■ **What to do**
Reproduce every entry exactly and leave its pictures out.

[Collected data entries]
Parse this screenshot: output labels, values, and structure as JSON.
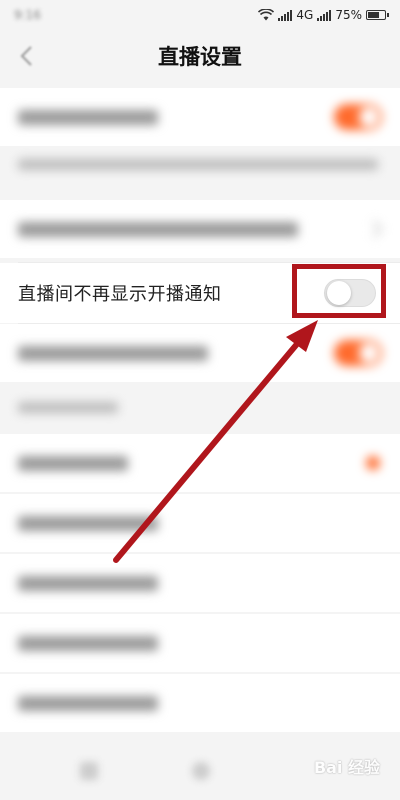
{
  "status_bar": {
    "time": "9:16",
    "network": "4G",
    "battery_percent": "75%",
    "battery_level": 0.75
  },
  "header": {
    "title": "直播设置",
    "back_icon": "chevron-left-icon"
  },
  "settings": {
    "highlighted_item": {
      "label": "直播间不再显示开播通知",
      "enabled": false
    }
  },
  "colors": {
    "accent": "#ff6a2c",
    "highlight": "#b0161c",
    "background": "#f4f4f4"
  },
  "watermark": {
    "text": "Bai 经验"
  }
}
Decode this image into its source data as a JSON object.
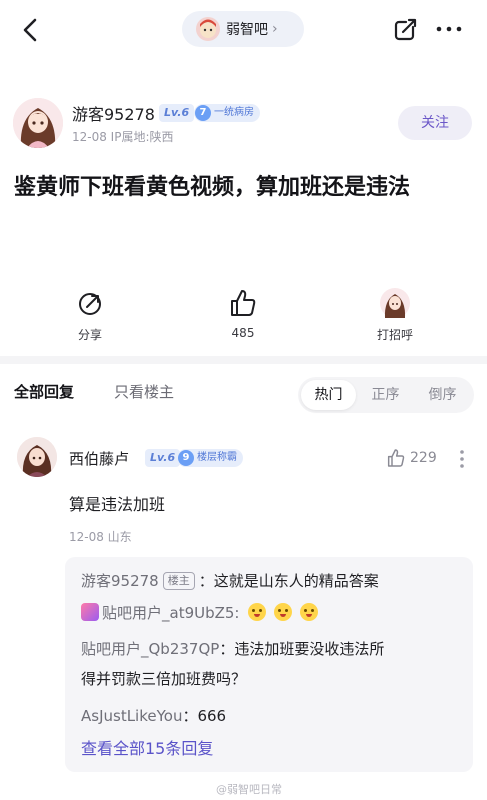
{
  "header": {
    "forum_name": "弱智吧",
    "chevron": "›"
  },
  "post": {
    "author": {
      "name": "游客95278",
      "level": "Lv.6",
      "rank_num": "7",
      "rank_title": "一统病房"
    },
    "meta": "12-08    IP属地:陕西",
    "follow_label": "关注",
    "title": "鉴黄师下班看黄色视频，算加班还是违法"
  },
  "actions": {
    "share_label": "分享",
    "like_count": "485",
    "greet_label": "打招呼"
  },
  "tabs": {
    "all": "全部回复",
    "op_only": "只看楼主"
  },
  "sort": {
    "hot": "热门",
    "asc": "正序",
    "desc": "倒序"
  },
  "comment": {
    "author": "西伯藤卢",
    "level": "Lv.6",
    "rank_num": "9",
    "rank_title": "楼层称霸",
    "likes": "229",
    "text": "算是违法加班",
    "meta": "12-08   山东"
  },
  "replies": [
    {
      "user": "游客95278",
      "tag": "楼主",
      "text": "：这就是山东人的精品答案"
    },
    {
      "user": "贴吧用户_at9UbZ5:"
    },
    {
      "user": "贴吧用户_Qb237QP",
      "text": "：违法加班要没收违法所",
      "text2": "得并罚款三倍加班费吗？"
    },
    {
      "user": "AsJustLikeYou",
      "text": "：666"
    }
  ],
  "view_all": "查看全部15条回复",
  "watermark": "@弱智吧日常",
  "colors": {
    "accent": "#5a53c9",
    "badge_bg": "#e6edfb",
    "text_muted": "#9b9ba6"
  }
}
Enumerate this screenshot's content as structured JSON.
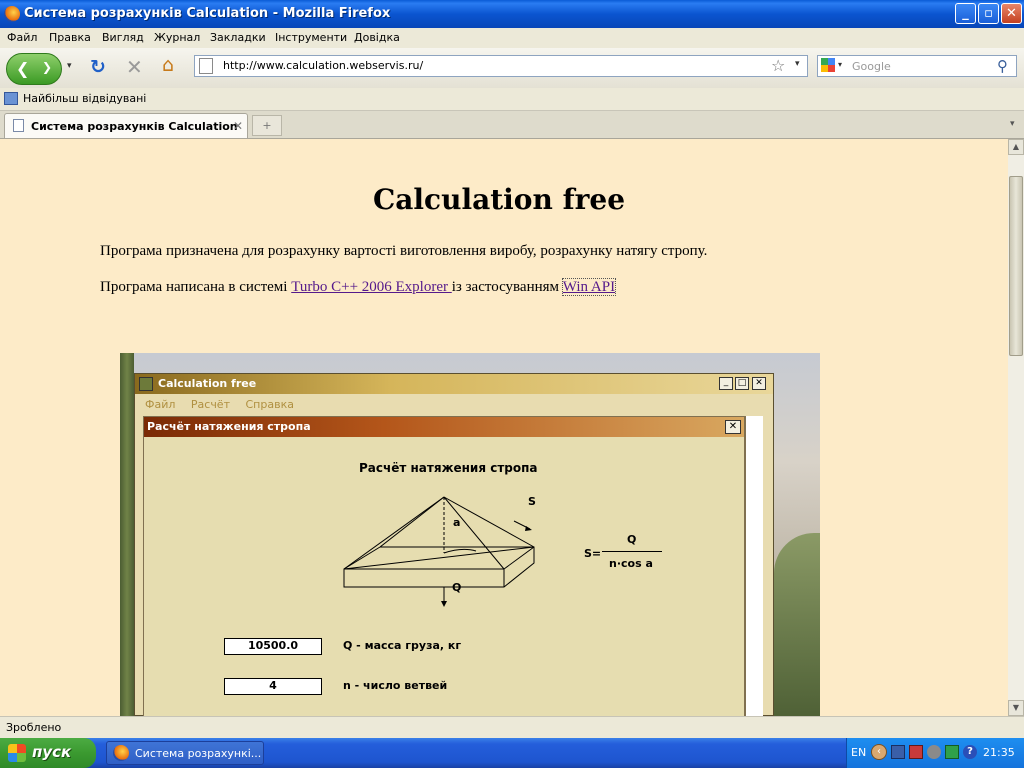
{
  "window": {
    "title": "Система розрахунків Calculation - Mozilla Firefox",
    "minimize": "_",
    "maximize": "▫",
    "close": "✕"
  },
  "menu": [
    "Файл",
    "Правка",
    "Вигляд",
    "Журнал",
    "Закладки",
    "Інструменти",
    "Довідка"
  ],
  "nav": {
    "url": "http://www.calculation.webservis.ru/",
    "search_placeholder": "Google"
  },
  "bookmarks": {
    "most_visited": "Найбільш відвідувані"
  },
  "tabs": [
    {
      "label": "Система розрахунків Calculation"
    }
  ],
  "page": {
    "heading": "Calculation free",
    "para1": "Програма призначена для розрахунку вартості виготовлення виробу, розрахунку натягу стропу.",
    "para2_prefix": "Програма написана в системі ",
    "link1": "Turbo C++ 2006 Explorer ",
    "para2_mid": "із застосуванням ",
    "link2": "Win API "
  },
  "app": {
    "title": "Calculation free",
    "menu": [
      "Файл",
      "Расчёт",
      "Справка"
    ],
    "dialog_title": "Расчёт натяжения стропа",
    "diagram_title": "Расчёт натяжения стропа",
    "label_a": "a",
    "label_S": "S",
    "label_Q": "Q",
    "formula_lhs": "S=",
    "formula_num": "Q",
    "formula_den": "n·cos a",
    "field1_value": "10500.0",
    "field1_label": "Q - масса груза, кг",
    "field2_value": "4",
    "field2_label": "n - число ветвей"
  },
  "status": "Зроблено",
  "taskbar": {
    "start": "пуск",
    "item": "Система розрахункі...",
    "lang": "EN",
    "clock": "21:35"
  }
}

■ **Solved exercise**
Parse this screenshot: output labels, values, and structure as JSON.
{
  "status_bar": {
    "time": "9:16",
    "network": "4G",
    "battery_percent": "75%",
    "battery_level": 0.75
  },
  "header": {
    "title": "直播设置",
    "back_icon": "chevron-left-icon"
  },
  "settings": {
    "highlighted_item": {
      "label": "直播间不再显示开播通知",
      "enabled": false
    }
  },
  "colors": {
    "accent": "#ff6a2c",
    "highlight": "#b0161c",
    "background": "#f4f4f4"
  },
  "watermark": {
    "text": "Bai 经验"
  }
}
Decode this image into its source data as a JSON object.
{
  "header": {
    "forum_name": "弱智吧",
    "chevron": "›"
  },
  "post": {
    "author": {
      "name": "游客95278",
      "level": "Lv.6",
      "rank_num": "7",
      "rank_title": "一统病房"
    },
    "meta": "12-08    IP属地:陕西",
    "follow_label": "关注",
    "title": "鉴黄师下班看黄色视频，算加班还是违法"
  },
  "actions": {
    "share_label": "分享",
    "like_count": "485",
    "greet_label": "打招呼"
  },
  "tabs": {
    "all": "全部回复",
    "op_only": "只看楼主"
  },
  "sort": {
    "hot": "热门",
    "asc": "正序",
    "desc": "倒序"
  },
  "comment": {
    "author": "西伯藤卢",
    "level": "Lv.6",
    "rank_num": "9",
    "rank_title": "楼层称霸",
    "likes": "229",
    "text": "算是违法加班",
    "meta": "12-08   山东"
  },
  "replies": [
    {
      "user": "游客95278",
      "tag": "楼主",
      "text": "：这就是山东人的精品答案"
    },
    {
      "user": "贴吧用户_at9UbZ5:"
    },
    {
      "user": "贴吧用户_Qb237QP",
      "text": "：违法加班要没收违法所",
      "text2": "得并罚款三倍加班费吗？"
    },
    {
      "user": "AsJustLikeYou",
      "text": "：666"
    }
  ],
  "view_all": "查看全部15条回复",
  "watermark": "@弱智吧日常",
  "colors": {
    "accent": "#5a53c9",
    "badge_bg": "#e6edfb",
    "text_muted": "#9b9ba6"
  }
}
Enumerate this screenshot's content as structured JSON.
{
  "window": {
    "title": "Система розрахунків Calculation - Mozilla Firefox",
    "minimize": "_",
    "maximize": "▫",
    "close": "✕"
  },
  "menu": [
    "Файл",
    "Правка",
    "Вигляд",
    "Журнал",
    "Закладки",
    "Інструменти",
    "Довідка"
  ],
  "nav": {
    "url": "http://www.calculation.webservis.ru/",
    "search_placeholder": "Google"
  },
  "bookmarks": {
    "most_visited": "Найбільш відвідувані"
  },
  "tabs": [
    {
      "label": "Система розрахунків Calculation"
    }
  ],
  "page": {
    "heading": "Calculation free",
    "para1": "Програма призначена для розрахунку вартості виготовлення виробу, розрахунку натягу стропу.",
    "para2_prefix": "Програма написана в системі ",
    "link1": "Turbo C++ 2006 Explorer ",
    "para2_mid": "із застосуванням ",
    "link2": "Win API "
  },
  "app": {
    "title": "Calculation free",
    "menu": [
      "Файл",
      "Расчёт",
      "Справка"
    ],
    "dialog_title": "Расчёт натяжения стропа",
    "diagram_title": "Расчёт натяжения стропа",
    "label_a": "a",
    "label_S": "S",
    "label_Q": "Q",
    "formula_lhs": "S=",
    "formula_num": "Q",
    "formula_den": "n·cos a",
    "field1_value": "10500.0",
    "field1_label": "Q - масса груза, кг",
    "field2_value": "4",
    "field2_label": "n - число ветвей"
  },
  "status": "Зроблено",
  "taskbar": {
    "start": "пуск",
    "item": "Система розрахункі...",
    "lang": "EN",
    "clock": "21:35"
  }
}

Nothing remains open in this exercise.